Go through the listing and set it down exactly, leaving out its pictures.

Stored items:
──────

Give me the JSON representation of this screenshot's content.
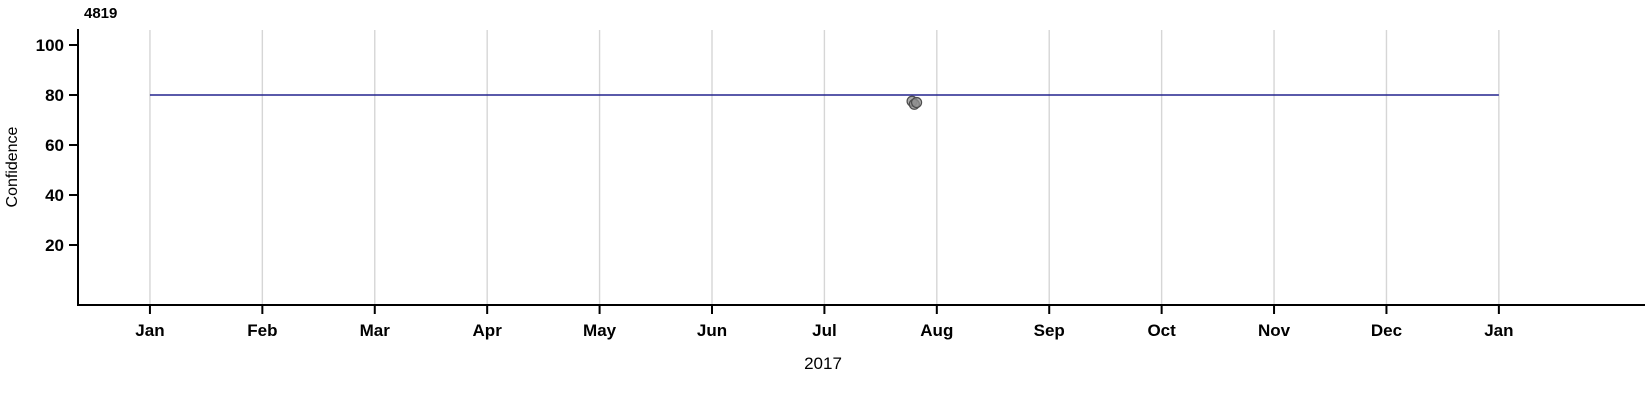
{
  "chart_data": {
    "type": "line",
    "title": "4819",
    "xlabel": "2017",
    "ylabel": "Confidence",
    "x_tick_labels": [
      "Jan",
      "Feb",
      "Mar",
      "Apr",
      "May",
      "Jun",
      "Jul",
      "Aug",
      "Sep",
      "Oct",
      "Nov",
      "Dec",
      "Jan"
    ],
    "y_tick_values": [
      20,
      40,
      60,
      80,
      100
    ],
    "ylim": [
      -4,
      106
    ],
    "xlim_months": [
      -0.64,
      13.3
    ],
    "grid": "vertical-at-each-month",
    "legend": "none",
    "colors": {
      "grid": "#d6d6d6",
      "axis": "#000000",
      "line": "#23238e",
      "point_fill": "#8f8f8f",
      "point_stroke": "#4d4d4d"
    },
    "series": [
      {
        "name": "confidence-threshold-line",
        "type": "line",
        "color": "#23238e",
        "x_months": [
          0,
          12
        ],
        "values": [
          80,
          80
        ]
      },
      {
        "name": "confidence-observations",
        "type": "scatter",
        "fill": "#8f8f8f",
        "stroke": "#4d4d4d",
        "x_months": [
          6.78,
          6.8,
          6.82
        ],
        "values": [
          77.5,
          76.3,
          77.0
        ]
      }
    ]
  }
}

──────

# The completed task:
Give me the JSON representation of this screenshot's content.
{
  "chart_data": {
    "type": "line",
    "title": "4819",
    "xlabel": "2017",
    "ylabel": "Confidence",
    "x_tick_labels": [
      "Jan",
      "Feb",
      "Mar",
      "Apr",
      "May",
      "Jun",
      "Jul",
      "Aug",
      "Sep",
      "Oct",
      "Nov",
      "Dec",
      "Jan"
    ],
    "y_tick_values": [
      20,
      40,
      60,
      80,
      100
    ],
    "ylim": [
      -4,
      106
    ],
    "xlim_months": [
      -0.64,
      13.3
    ],
    "grid": "vertical-at-each-month",
    "legend": "none",
    "colors": {
      "grid": "#d6d6d6",
      "axis": "#000000",
      "line": "#23238e",
      "point_fill": "#8f8f8f",
      "point_stroke": "#4d4d4d"
    },
    "series": [
      {
        "name": "confidence-threshold-line",
        "type": "line",
        "color": "#23238e",
        "x_months": [
          0,
          12
        ],
        "values": [
          80,
          80
        ]
      },
      {
        "name": "confidence-observations",
        "type": "scatter",
        "fill": "#8f8f8f",
        "stroke": "#4d4d4d",
        "x_months": [
          6.78,
          6.8,
          6.82
        ],
        "values": [
          77.5,
          76.3,
          77.0
        ]
      }
    ]
  }
}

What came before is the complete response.